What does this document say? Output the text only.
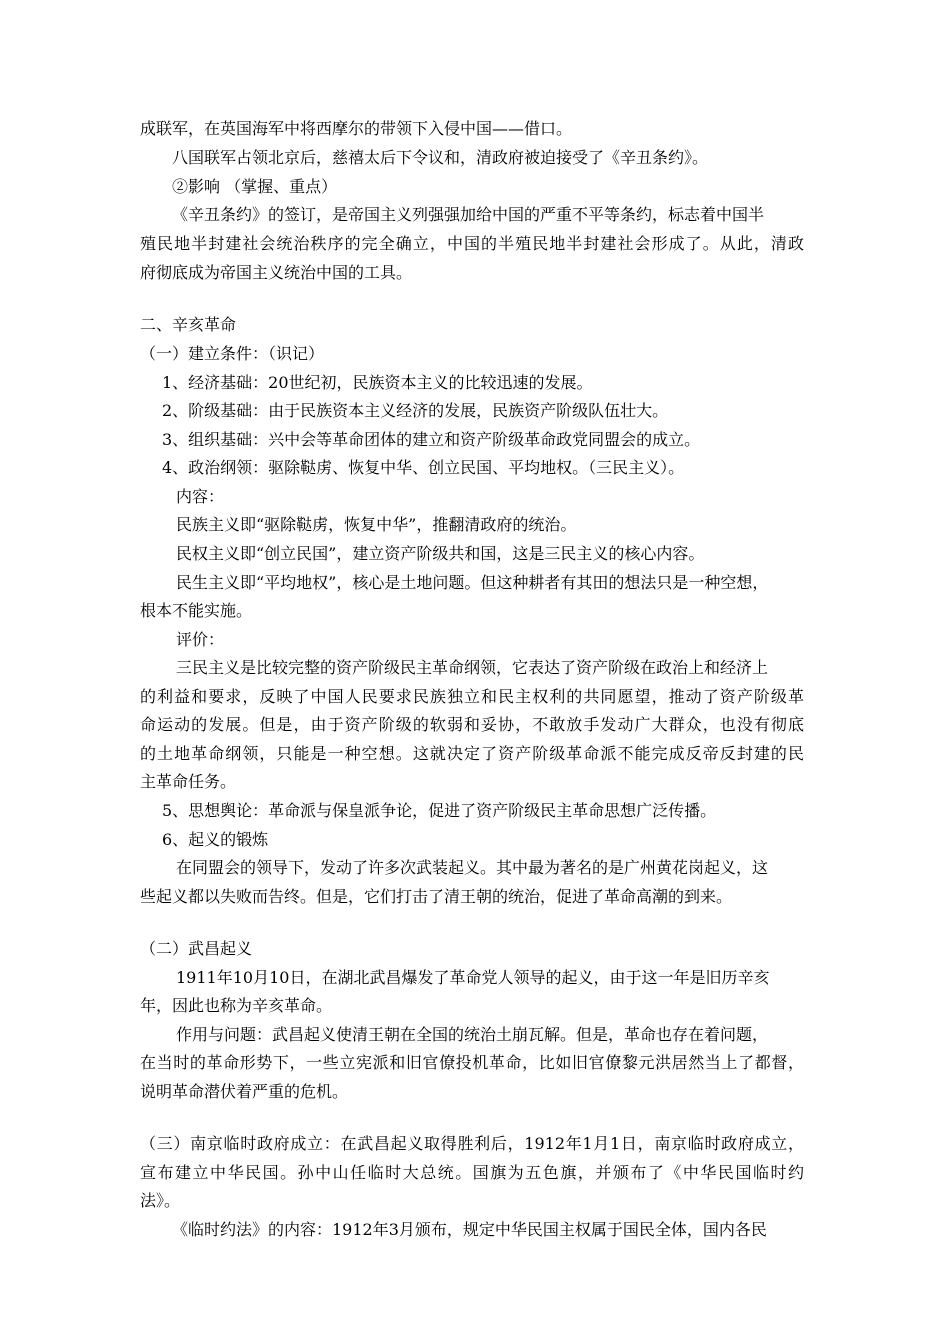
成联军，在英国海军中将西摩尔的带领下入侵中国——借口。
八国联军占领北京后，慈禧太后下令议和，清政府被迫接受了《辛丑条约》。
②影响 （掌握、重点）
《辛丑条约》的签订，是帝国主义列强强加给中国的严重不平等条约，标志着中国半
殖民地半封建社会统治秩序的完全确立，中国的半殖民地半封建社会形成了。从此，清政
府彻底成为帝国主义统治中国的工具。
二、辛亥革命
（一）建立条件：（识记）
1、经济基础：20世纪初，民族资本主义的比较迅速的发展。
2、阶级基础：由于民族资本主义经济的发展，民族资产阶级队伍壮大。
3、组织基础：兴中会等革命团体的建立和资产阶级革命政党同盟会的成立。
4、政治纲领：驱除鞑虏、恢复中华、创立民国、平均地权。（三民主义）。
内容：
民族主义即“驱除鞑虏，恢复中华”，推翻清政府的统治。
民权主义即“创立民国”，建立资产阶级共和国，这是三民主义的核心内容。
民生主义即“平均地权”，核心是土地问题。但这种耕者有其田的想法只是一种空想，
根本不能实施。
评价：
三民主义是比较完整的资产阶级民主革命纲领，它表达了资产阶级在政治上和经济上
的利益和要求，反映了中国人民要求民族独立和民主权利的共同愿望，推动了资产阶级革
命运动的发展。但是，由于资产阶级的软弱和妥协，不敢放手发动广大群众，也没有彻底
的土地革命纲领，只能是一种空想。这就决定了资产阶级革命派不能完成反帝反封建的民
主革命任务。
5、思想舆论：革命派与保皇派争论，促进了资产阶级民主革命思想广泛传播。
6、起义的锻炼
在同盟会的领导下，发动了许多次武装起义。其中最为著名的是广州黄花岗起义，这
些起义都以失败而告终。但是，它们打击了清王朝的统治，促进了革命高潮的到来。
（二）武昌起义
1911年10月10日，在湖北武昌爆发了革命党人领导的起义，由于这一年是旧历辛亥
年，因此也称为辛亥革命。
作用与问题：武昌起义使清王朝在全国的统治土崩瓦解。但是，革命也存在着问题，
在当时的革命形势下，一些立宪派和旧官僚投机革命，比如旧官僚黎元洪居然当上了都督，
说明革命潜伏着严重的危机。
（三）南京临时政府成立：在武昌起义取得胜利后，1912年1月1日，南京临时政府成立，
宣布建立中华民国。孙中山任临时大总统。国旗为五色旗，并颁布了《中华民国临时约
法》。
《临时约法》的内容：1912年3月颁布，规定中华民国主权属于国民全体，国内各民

::::

__TASK REQUIREMENTS__. Pull out each line of the records holding the string "平均地权".

__RESULT__.
4、政治纲领：驱除鞑虏、恢复中华、创立民国、平均地权。（三民主义）。
民生主义即“平均地权”，核心是土地问题。但这种耕者有其田的想法只是一种空想，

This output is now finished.